* **What the task requires**: Reproduce the full listing below unchanged, apart from the pictures.

A run of records
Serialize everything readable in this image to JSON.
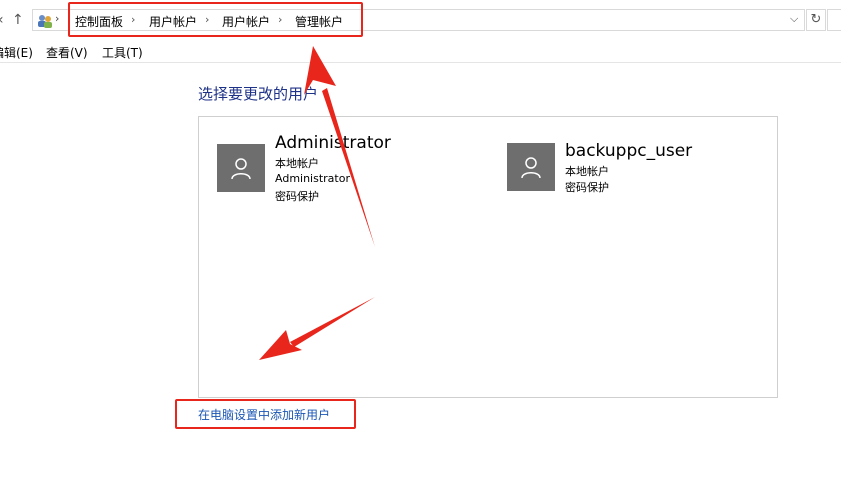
{
  "address_bar": {
    "breadcrumbs": [
      "控制面板",
      "用户帐户",
      "用户帐户",
      "管理帐户"
    ],
    "back_icon": "back-arrow-icon",
    "up_icon": "up-arrow-icon",
    "location_icon": "users-control-panel-icon",
    "dropdown_icon": "chevron-down-icon",
    "refresh_icon": "refresh-icon"
  },
  "menu": {
    "items": [
      "编辑(E)",
      "查看(V)",
      "工具(T)"
    ]
  },
  "main": {
    "title": "选择要更改的用户",
    "users": [
      {
        "name": "Administrator",
        "lines": [
          "本地帐户",
          "Administrator",
          "密码保护"
        ]
      },
      {
        "name": "backuppc_user",
        "lines": [
          "本地帐户",
          "密码保护"
        ]
      }
    ],
    "add_user_link": "在电脑设置中添加新用户"
  },
  "annotation_color": "#e8261c"
}
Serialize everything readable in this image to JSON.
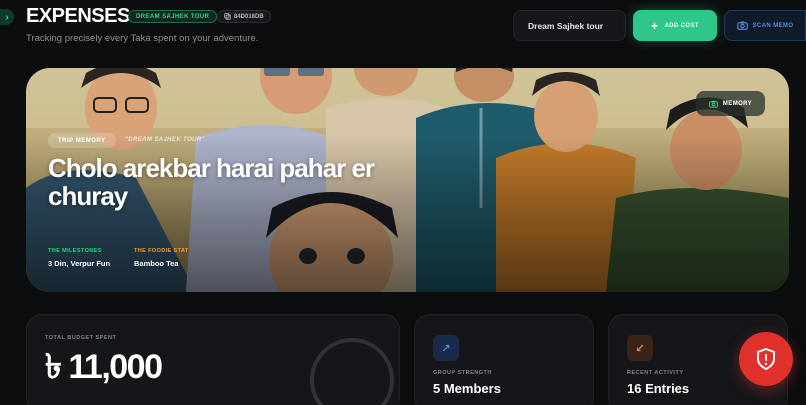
{
  "header": {
    "title": "EXPENSES",
    "trip_badge": "DREAM SAJHEK TOUR",
    "trip_id": "84D018DB",
    "subtitle": "Tracking precisely every Taka spent on your adventure."
  },
  "toolbar": {
    "trip_select_value": "Dream Sajhek tour",
    "add_cost_label": "ADD COST",
    "scan_memo_label": "SCAN MEMO"
  },
  "hero": {
    "badge": "TRIP MEMORY",
    "quote": "\"DREAM SAJHEK TOUR\"",
    "title": "Cholo arekbar harai pahar er churay",
    "memory_button": "MEMORY",
    "milestones_label": "THE MILESTONES",
    "milestones_value": "3 Din, Verpur Fun",
    "foodie_label": "THE FOODIE STAT",
    "foodie_value": "Bamboo Tea"
  },
  "cards": {
    "budget_label": "TOTAL BUDGET SPENT",
    "budget_value": "৳ 11,000",
    "group_label": "GROUP STRENGTH",
    "group_value": "5 Members",
    "activity_label": "RECENT ACTIVITY",
    "activity_value": "16 Entries"
  },
  "icons": {
    "sidebar_toggle": "chevron-right-icon",
    "id_badge": "copy-icon",
    "add_cost": "plus-icon",
    "scan_memo": "camera-icon",
    "memory": "camera-icon",
    "group": "arrow-up-right-icon",
    "activity": "arrow-down-left-icon",
    "fab": "shield-alert-icon"
  },
  "colors": {
    "accent_green": "#2ec787",
    "accent_blue": "#4f8fe8",
    "milestone_label": "#35d17f",
    "foodie_label": "#f0a030",
    "group_icon": "#4f8fe8",
    "activity_icon": "#e8834f",
    "fab": "#e0312d"
  }
}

* **Finished answer**:
Serialize everything readable in this image to JSON.
{
  "address_bar": {
    "breadcrumbs": [
      "控制面板",
      "用户帐户",
      "用户帐户",
      "管理帐户"
    ],
    "back_icon": "back-arrow-icon",
    "up_icon": "up-arrow-icon",
    "location_icon": "users-control-panel-icon",
    "dropdown_icon": "chevron-down-icon",
    "refresh_icon": "refresh-icon"
  },
  "menu": {
    "items": [
      "编辑(E)",
      "查看(V)",
      "工具(T)"
    ]
  },
  "main": {
    "title": "选择要更改的用户",
    "users": [
      {
        "name": "Administrator",
        "lines": [
          "本地帐户",
          "Administrator",
          "密码保护"
        ]
      },
      {
        "name": "backuppc_user",
        "lines": [
          "本地帐户",
          "密码保护"
        ]
      }
    ],
    "add_user_link": "在电脑设置中添加新用户"
  },
  "annotation_color": "#e8261c"
}
Serialize everything readable in this image to JSON.
{
  "header": {
    "title": "EXPENSES",
    "trip_badge": "DREAM SAJHEK TOUR",
    "trip_id": "84D018DB",
    "subtitle": "Tracking precisely every Taka spent on your adventure."
  },
  "toolbar": {
    "trip_select_value": "Dream Sajhek tour",
    "add_cost_label": "ADD COST",
    "scan_memo_label": "SCAN MEMO"
  },
  "hero": {
    "badge": "TRIP MEMORY",
    "quote": "\"DREAM SAJHEK TOUR\"",
    "title": "Cholo arekbar harai pahar er churay",
    "memory_button": "MEMORY",
    "milestones_label": "THE MILESTONES",
    "milestones_value": "3 Din, Verpur Fun",
    "foodie_label": "THE FOODIE STAT",
    "foodie_value": "Bamboo Tea"
  },
  "cards": {
    "budget_label": "TOTAL BUDGET SPENT",
    "budget_value": "৳ 11,000",
    "group_label": "GROUP STRENGTH",
    "group_value": "5 Members",
    "activity_label": "RECENT ACTIVITY",
    "activity_value": "16 Entries"
  },
  "icons": {
    "sidebar_toggle": "chevron-right-icon",
    "id_badge": "copy-icon",
    "add_cost": "plus-icon",
    "scan_memo": "camera-icon",
    "memory": "camera-icon",
    "group": "arrow-up-right-icon",
    "activity": "arrow-down-left-icon",
    "fab": "shield-alert-icon"
  },
  "colors": {
    "accent_green": "#2ec787",
    "accent_blue": "#4f8fe8",
    "milestone_label": "#35d17f",
    "foodie_label": "#f0a030",
    "group_icon": "#4f8fe8",
    "activity_icon": "#e8834f",
    "fab": "#e0312d"
  }
}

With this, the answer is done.